> [EXERCISE TASK] Word for word, print each line of the listing below; pictures stay out.

Recorded data:
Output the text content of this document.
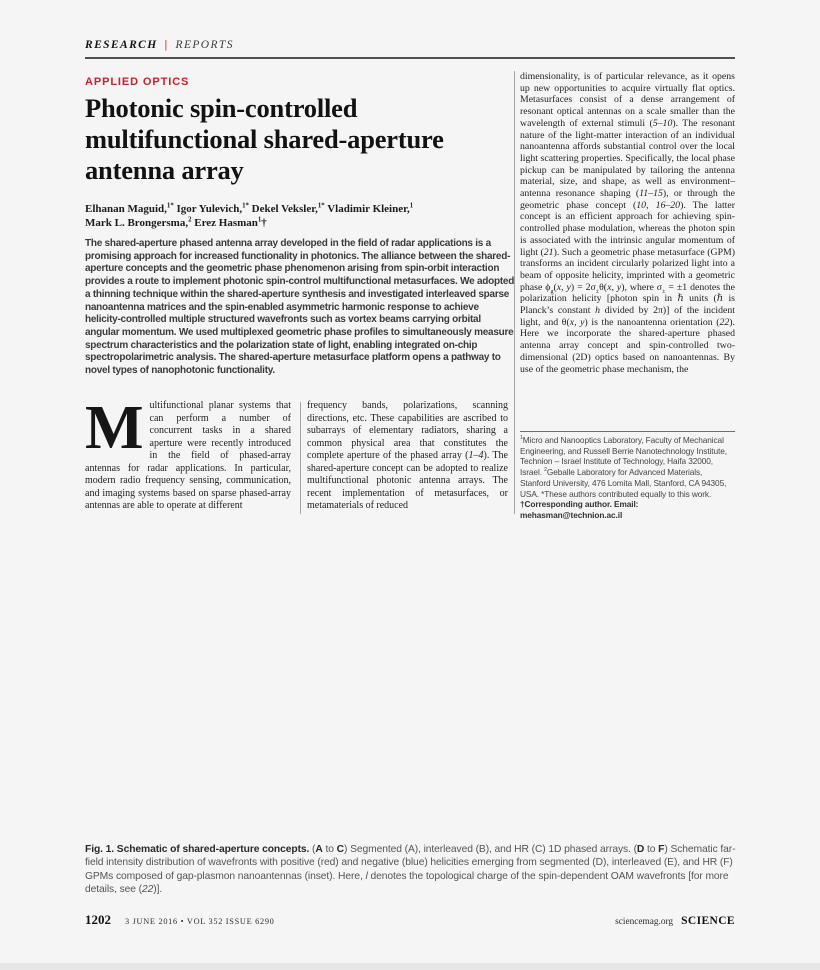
RESEARCH | REPORTS
APPLIED OPTICS
Photonic spin-controlled multifunctional shared-aperture antenna array
Elhanan Maguid,$^{1*}$ Igor Yulevich,$^{1*}$ Dekel Veksler,$^{1*}$ Vladimir Kleiner,$^1$
Mark L. Brongersma,$^2$ Erez Hasman$^1$†

The shared-aperture phased antenna array developed in the field of radar applications is a promising approach for increased functionality in photonics. The alliance between the shared-aperture concepts and the geometric phase phenomenon arising from spin-orbit interaction provides a route to implement photonic spin-control multifunctional metasurfaces. We adopted a thinning technique within the shared-aperture synthesis and investigated interleaved sparse nanoantenna matrices and the spin-enabled asymmetric harmonic response to achieve helicity-controlled multiple structured wavefronts such as vortex beams carrying orbital angular momentum. We used multiplexed geometric phase profiles to simultaneously measure spectrum characteristics and the polarization state of light, enabling integrated on-chip spectropolarimetric analysis. The shared-aperture metasurface platform opens a pathway to novel types of nanophotonic functionality.

Multifunctional planar systems that can perform a number of concurrent tasks in a shared aperture were recently introduced in the field of phased-array antennas for radar applications. In particular, modern radio frequency sensing, communication, and imaging systems based on sparse phased-array antennas are able to operate at different
frequency bands, polarizations, scanning directions, etc. These capabilities are ascribed to subarrays of elementary radiators, sharing a common physical area that constitutes the complete aperture of the phased array (1–4). The shared-aperture concept can be adopted to realize multifunctional photonic antenna arrays. The recent implementation of metasurfaces, or metamaterials of reduced
dimensionality, is of particular relevance, as it opens up new opportunities to acquire virtually flat optics. Metasurfaces consist of a dense arrangement of resonant optical antennas on a scale smaller than the wavelength of external stimuli (5–10). The resonant nature of the light-matter interaction of an individual nanoantenna affords substantial control over the local light scattering properties. Specifically, the local phase pickup can be manipulated by tailoring the antenna material, size, and shape, as well as environment–antenna resonance shaping (11–15), or through the geometric phase concept (10, 16–20). The latter concept is an efficient approach for achieving spin-controlled phase modulation, whereas the photon spin is associated with the intrinsic angular momentum of light (21). Such a geometric phase metasurface (GPM) transforms an incident circularly polarized light into a beam of opposite helicity, imprinted with a geometric phase $\phi_g(x$, $y) = 2\sigma_\pm\theta(x$, y), where $\sigma_\pm = \pm 1$ denotes the polarization helicity [photon spin in ℏ units (ℏ is Planck’s constant h divided by 2π)] of the incident light, and θ(x, y) is the nanoantenna orientation (22). Here we incorporate the shared-aperture phased antenna array concept and spin-controlled two-dimensional (2D) optics based on nanoantennas. By use of the geometric phase mechanism, the
$^1$Micro and Nanooptics Laboratory, Faculty of Mechanical Engineering, and Russell Berrie Nanotechnology Institute, Technion – Israel Institute of Technology, Haifa 32000, Israel. $^2$Geballe Laboratory for Advanced Materials, Stanford University, 476 Lomita Mall, Stanford, CA 94305, USA. *These authors contributed equally to this work. †Corresponding author. Email: mehasman@technion.ac.il

Fig. 1. Schematic of shared-aperture concepts. (A to C) Segmented (A), interleaved (B), and HR (C) 1D phased arrays. (D to F) Schematic far-field intensity distribution of wavefronts with positive (red) and negative (blue) helicities emerging from segmented (D), interleaved (E), and HR (F) GPMs composed of gap-plasmon nanoantennas (inset). Here, l denotes the topological charge of the spin-dependent OAM wavefronts [for more details, see (22)].

1202 3 JUNE 2016 • VOL 352 ISSUE 6290	sciencemag.org SCIENCE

> [FINAL RESULT]
Output the text content of this document.
RESEARCH | REPORTS
APPLIED OPTICS
Photonic spin-controlled multifunctional shared-aperture antenna array
Elhanan Maguid,$^{1*}$ Igor Yulevich,$^{1*}$ Dekel Veksler,$^{1*}$ Vladimir Kleiner,$^1$
Mark L. Brongersma,$^2$ Erez Hasman$^1$†

The shared-aperture phased antenna array developed in the field of radar applications is a promising approach for increased functionality in photonics. The alliance between the shared-aperture concepts and the geometric phase phenomenon arising from spin-orbit interaction provides a route to implement photonic spin-control multifunctional metasurfaces. We adopted a thinning technique within the shared-aperture synthesis and investigated interleaved sparse nanoantenna matrices and the spin-enabled asymmetric harmonic response to achieve helicity-controlled multiple structured wavefronts such as vortex beams carrying orbital angular momentum. We used multiplexed geometric phase profiles to simultaneously measure spectrum characteristics and the polarization state of light, enabling integrated on-chip spectropolarimetric analysis. The shared-aperture metasurface platform opens a pathway to novel types of nanophotonic functionality.

Multifunctional planar systems that can perform a number of concurrent tasks in a shared aperture were recently introduced in the field of phased-array antennas for radar applications. In particular, modern radio frequency sensing, communication, and imaging systems based on sparse phased-array antennas are able to operate at different
frequency bands, polarizations, scanning directions, etc. These capabilities are ascribed to subarrays of elementary radiators, sharing a common physical area that constitutes the complete aperture of the phased array (1–4). The shared-aperture concept can be adopted to realize multifunctional photonic antenna arrays. The recent implementation of metasurfaces, or metamaterials of reduced
dimensionality, is of particular relevance, as it opens up new opportunities to acquire virtually flat optics. Metasurfaces consist of a dense arrangement of resonant optical antennas on a scale smaller than the wavelength of external stimuli (5–10). The resonant nature of the light-matter interaction of an individual nanoantenna affords substantial control over the local light scattering properties. Specifically, the local phase pickup can be manipulated by tailoring the antenna material, size, and shape, as well as environment–antenna resonance shaping (11–15), or through the geometric phase concept (10, 16–20). The latter concept is an efficient approach for achieving spin-controlled phase modulation, whereas the photon spin is associated with the intrinsic angular momentum of light (21). Such a geometric phase metasurface (GPM) transforms an incident circularly polarized light into a beam of opposite helicity, imprinted with a geometric phase $\phi_g(x$, $y) = 2\sigma_\pm\theta(x$, y), where $\sigma_\pm = \pm 1$ denotes the polarization helicity [photon spin in ℏ units (ℏ is Planck’s constant h divided by 2π)] of the incident light, and θ(x, y) is the nanoantenna orientation (22). Here we incorporate the shared-aperture phased antenna array concept and spin-controlled two-dimensional (2D) optics based on nanoantennas. By use of the geometric phase mechanism, the
$^1$Micro and Nanooptics Laboratory, Faculty of Mechanical Engineering, and Russell Berrie Nanotechnology Institute, Technion – Israel Institute of Technology, Haifa 32000, Israel. $^2$Geballe Laboratory for Advanced Materials, Stanford University, 476 Lomita Mall, Stanford, CA 94305, USA. *These authors contributed equally to this work. †Corresponding author. Email: mehasman@technion.ac.il

Fig. 1. Schematic of shared-aperture concepts. (A to C) Segmented (A), interleaved (B), and HR (C) 1D phased arrays. (D to F) Schematic far-field intensity distribution of wavefronts with positive (red) and negative (blue) helicities emerging from segmented (D), interleaved (E), and HR (F) GPMs composed of gap-plasmon nanoantennas (inset). Here, l denotes the topological charge of the spin-dependent OAM wavefronts [for more details, see (22)].

1202 3 JUNE 2016 • VOL 352 ISSUE 6290	sciencemag.org SCIENCE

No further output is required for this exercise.